**Source material:**

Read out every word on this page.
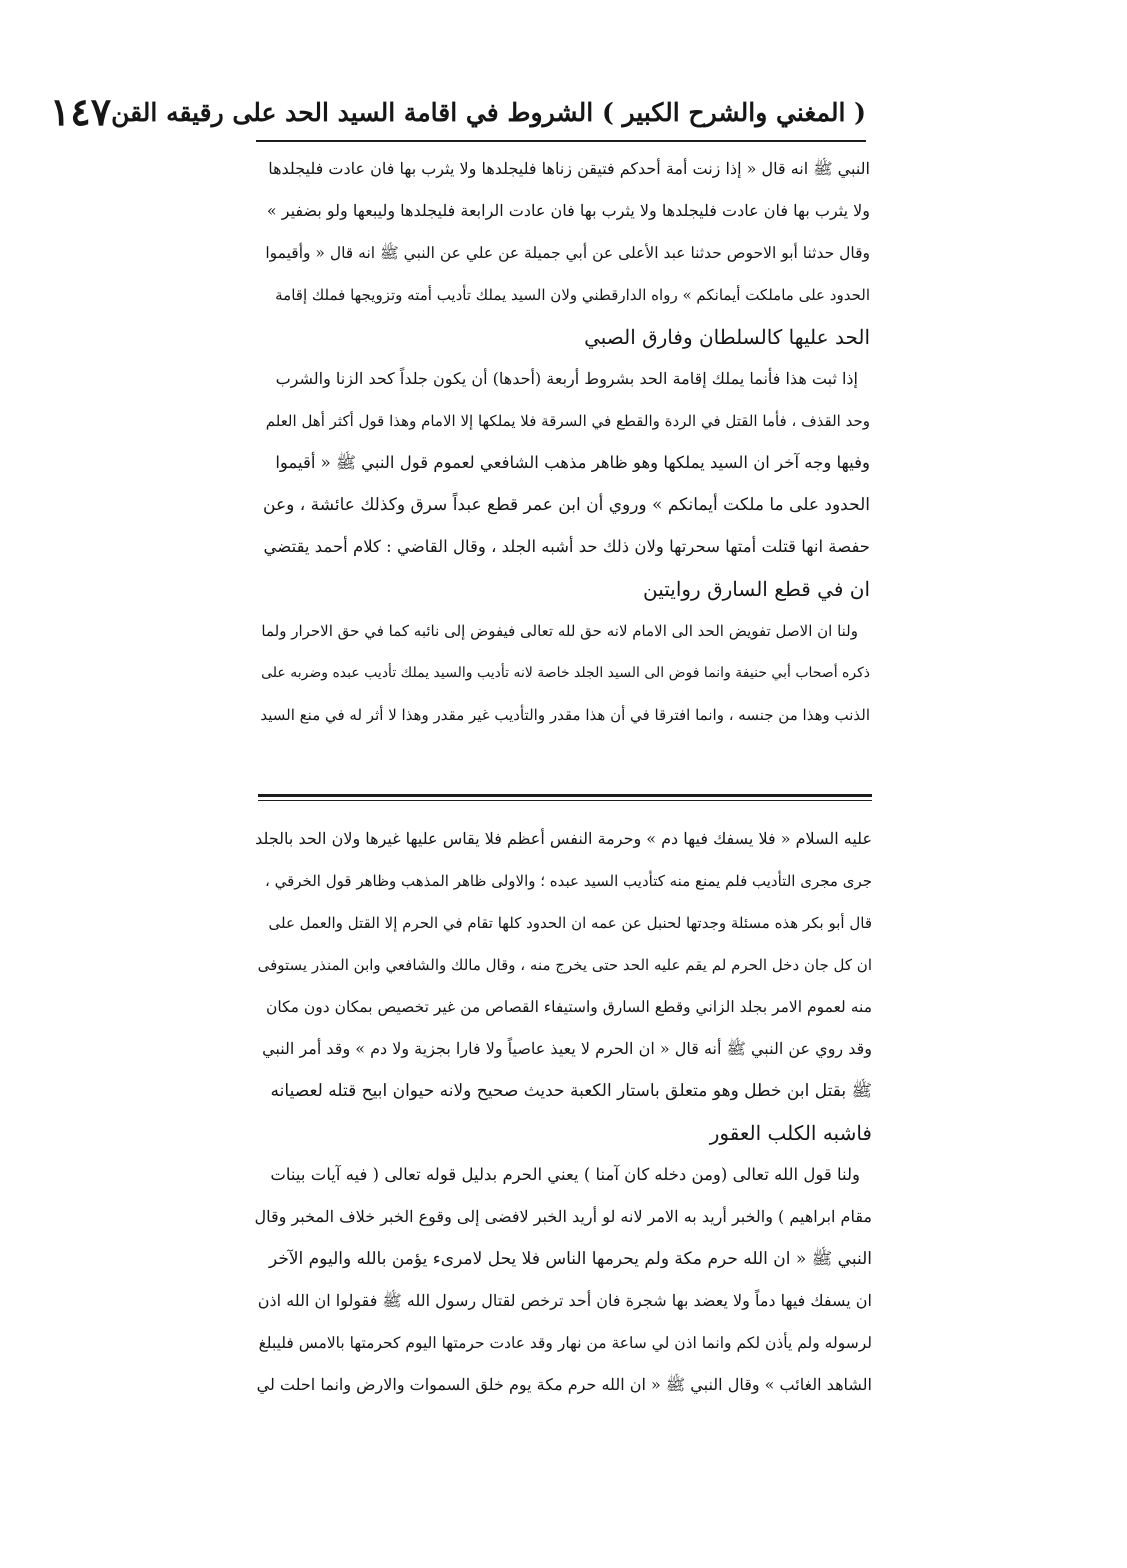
( المغني والشرح الكبير ) الشروط في اقامة السيد الحد على رقيقه القن
١٤٧
النبي ﷺ انه قال « إذا زنت أمة أحدكم فتيقن زناها فليجلدها ولا يثرب بها فان عادت فليجلدها
ولا يثرب بها فان عادت فليجلدها ولا يثرب بها فان عادت الرابعة فليجلدها وليبعها ولو بضفير »
وقال حدثنا أبو الاحوص حدثنا عبد الأعلى عن أبي جميلة عن علي عن النبي ﷺ انه قال « وأقيموا
الحدود على ماملكت أيمانكم » رواه الدارقطني ولان السيد يملك تأديب أمته وتزويجها فملك إقامة
الحد عليها كالسلطان وفارق الصبي
إذا ثبت هذا فأنما يملك إقامة الحد بشروط أربعة (أحدها) أن يكون جلداً كحد الزنا والشرب
وحد القذف ، فأما القتل في الردة والقطع في السرقة فلا يملكها إلا الامام وهذا قول أكثر أهل العلم
وفيها وجه آخر ان السيد يملكها وهو ظاهر مذهب الشافعي لعموم قول النبي ﷺ « أقيموا
الحدود على ما ملكت أيمانكم » وروي أن ابن عمر قطع عبداً سرق وكذلك عائشة ، وعن
حفصة انها قتلت أمتها سحرتها ولان ذلك حد أشبه الجلد ، وقال القاضي : كلام أحمد يقتضي
ان في قطع السارق روايتين
ولنا ان الاصل تفويض الحد الى الامام لانه حق لله تعالى فيفوض إلى نائبه كما في حق الاحرار ولما
ذكره أصحاب أبي حنيفة وانما فوض الى السيد الجلد خاصة لانه تأديب والسيد يملك تأديب عبده وضربه على
الذنب وهذا من جنسه ، وانما افترقا في أن هذا مقدر والتأديب غير مقدر وهذا لا أثر له في منع السيد
عليه السلام « فلا يسفك فيها دم » وحرمة النفس أعظم فلا يقاس عليها غيرها ولان الحد بالجلد
جرى مجرى التأديب فلم يمنع منه كتأديب السيد عبده ؛ والاولى ظاهر المذهب وظاهر قول الخرقي ،
قال أبو بكر هذه مسئلة وجدتها لحنبل عن عمه ان الحدود كلها تقام في الحرم إلا القتل والعمل على
ان كل جان دخل الحرم لم يقم عليه الحد حتى يخرج منه ، وقال مالك والشافعي وابن المنذر يستوفى
منه لعموم الامر بجلد الزاني وقطع السارق واستيفاء القصاص من غير تخصيص بمكان دون مكان
وقد روي عن النبي ﷺ أنه قال « ان الحرم لا يعيذ عاصياً ولا فارا بجزية ولا دم » وقد أمر النبي
ﷺ بقتل ابن خطل وهو متعلق باستار الكعبة حديث صحيح ولانه حيوان ابيح قتله لعصيانه
فاشبه الكلب العقور
ولنا قول الله تعالى (ومن دخله كان آمنا ) يعني الحرم بدليل قوله تعالى ( فيه آيات بينات
مقام ابراهيم ) والخبر أريد به الامر لانه لو أريد الخبر لافضى إلى وقوع الخبر خلاف المخبر وقال
النبي ﷺ « ان الله حرم مكة ولم يحرمها الناس فلا يحل لامرىء يؤمن بالله واليوم الآخر
ان يسفك فيها دماً ولا يعضد بها شجرة فان أحد ترخص لقتال رسول الله ﷺ فقولوا ان الله اذن
لرسوله ولم يأذن لكم وانما اذن لي ساعة من نهار وقد عادت حرمتها اليوم كحرمتها بالامس فليبلغ
الشاهد الغائب » وقال النبي ﷺ « ان الله حرم مكة يوم خلق السموات والارض وانما احلت لي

**Task instructions:** Report how many lines of the entries hold the string "وقال". Provide the number alone.

**Answer to this exercise:** 5